### [The task]
Output all of the entries exactly as written.

### [Data records]
--- --- ---
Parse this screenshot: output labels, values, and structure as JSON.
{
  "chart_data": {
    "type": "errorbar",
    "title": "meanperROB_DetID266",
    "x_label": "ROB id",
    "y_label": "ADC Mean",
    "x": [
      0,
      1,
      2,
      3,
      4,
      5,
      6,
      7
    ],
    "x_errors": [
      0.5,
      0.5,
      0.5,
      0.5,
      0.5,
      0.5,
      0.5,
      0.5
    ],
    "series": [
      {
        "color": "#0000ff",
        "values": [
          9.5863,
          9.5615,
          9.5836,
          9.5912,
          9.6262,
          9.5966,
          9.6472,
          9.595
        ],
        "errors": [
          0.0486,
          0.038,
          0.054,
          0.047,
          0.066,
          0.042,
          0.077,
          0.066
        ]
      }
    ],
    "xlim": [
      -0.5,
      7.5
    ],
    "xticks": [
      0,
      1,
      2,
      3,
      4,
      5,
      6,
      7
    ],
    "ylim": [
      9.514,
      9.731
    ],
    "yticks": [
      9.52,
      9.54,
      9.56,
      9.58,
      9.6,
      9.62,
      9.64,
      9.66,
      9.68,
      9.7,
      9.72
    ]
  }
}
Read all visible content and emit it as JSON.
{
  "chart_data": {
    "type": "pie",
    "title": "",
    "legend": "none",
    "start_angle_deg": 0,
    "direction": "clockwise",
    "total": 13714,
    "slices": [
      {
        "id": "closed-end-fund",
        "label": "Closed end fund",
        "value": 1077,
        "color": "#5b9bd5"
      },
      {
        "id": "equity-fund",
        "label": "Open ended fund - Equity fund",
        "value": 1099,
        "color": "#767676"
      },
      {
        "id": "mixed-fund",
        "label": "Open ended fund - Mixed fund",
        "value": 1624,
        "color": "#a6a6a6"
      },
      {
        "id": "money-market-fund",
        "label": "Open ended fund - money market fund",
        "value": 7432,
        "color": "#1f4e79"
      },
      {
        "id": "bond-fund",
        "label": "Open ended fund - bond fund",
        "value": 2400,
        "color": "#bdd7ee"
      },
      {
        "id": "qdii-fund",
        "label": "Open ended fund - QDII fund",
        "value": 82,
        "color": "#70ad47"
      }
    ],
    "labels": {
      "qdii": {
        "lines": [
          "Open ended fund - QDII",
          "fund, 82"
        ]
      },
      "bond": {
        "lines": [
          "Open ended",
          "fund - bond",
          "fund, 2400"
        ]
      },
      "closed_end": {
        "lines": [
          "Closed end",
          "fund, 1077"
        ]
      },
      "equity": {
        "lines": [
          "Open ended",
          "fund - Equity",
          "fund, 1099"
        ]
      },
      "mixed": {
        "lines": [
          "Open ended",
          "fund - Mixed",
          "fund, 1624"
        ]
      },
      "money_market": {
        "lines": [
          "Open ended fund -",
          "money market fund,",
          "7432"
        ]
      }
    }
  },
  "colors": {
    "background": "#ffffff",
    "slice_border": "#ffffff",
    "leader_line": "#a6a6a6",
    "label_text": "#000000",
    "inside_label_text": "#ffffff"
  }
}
--- --- ---
### [Reply to the task]
Parse this screenshot: output labels, values, and structure as JSON.
{
  "chart_data": {
    "type": "errorbar",
    "title": "meanperROB_DetID266",
    "x_label": "ROB id",
    "y_label": "ADC Mean",
    "x": [
      0,
      1,
      2,
      3,
      4,
      5,
      6,
      7
    ],
    "x_errors": [
      0.5,
      0.5,
      0.5,
      0.5,
      0.5,
      0.5,
      0.5,
      0.5
    ],
    "series": [
      {
        "color": "#0000ff",
        "values": [
          9.5863,
          9.5615,
          9.5836,
          9.5912,
          9.6262,
          9.5966,
          9.6472,
          9.595
        ],
        "errors": [
          0.0486,
          0.038,
          0.054,
          0.047,
          0.066,
          0.042,
          0.077,
          0.066
        ]
      }
    ],
    "xlim": [
      -0.5,
      7.5
    ],
    "xticks": [
      0,
      1,
      2,
      3,
      4,
      5,
      6,
      7
    ],
    "ylim": [
      9.514,
      9.731
    ],
    "yticks": [
      9.52,
      9.54,
      9.56,
      9.58,
      9.6,
      9.62,
      9.64,
      9.66,
      9.68,
      9.7,
      9.72
    ]
  }
}
Read all visible content and emit it as JSON.
{
  "chart_data": {
    "type": "pie",
    "title": "",
    "legend": "none",
    "start_angle_deg": 0,
    "direction": "clockwise",
    "total": 13714,
    "slices": [
      {
        "id": "closed-end-fund",
        "label": "Closed end fund",
        "value": 1077,
        "color": "#5b9bd5"
      },
      {
        "id": "equity-fund",
        "label": "Open ended fund - Equity fund",
        "value": 1099,
        "color": "#767676"
      },
      {
        "id": "mixed-fund",
        "label": "Open ended fund - Mixed fund",
        "value": 1624,
        "color": "#a6a6a6"
      },
      {
        "id": "money-market-fund",
        "label": "Open ended fund - money market fund",
        "value": 7432,
        "color": "#1f4e79"
      },
      {
        "id": "bond-fund",
        "label": "Open ended fund - bond fund",
        "value": 2400,
        "color": "#bdd7ee"
      },
      {
        "id": "qdii-fund",
        "label": "Open ended fund - QDII fund",
        "value": 82,
        "color": "#70ad47"
      }
    ],
    "labels": {
      "qdii": {
        "lines": [
          "Open ended fund - QDII",
          "fund, 82"
        ]
      },
      "bond": {
        "lines": [
          "Open ended",
          "fund - bond",
          "fund, 2400"
        ]
      },
      "closed_end": {
        "lines": [
          "Closed end",
          "fund, 1077"
        ]
      },
      "equity": {
        "lines": [
          "Open ended",
          "fund - Equity",
          "fund, 1099"
        ]
      },
      "mixed": {
        "lines": [
          "Open ended",
          "fund - Mixed",
          "fund, 1624"
        ]
      },
      "money_market": {
        "lines": [
          "Open ended fund -",
          "money market fund,",
          "7432"
        ]
      }
    }
  },
  "colors": {
    "background": "#ffffff",
    "slice_border": "#ffffff",
    "leader_line": "#a6a6a6",
    "label_text": "#000000",
    "inside_label_text": "#ffffff"
  }
}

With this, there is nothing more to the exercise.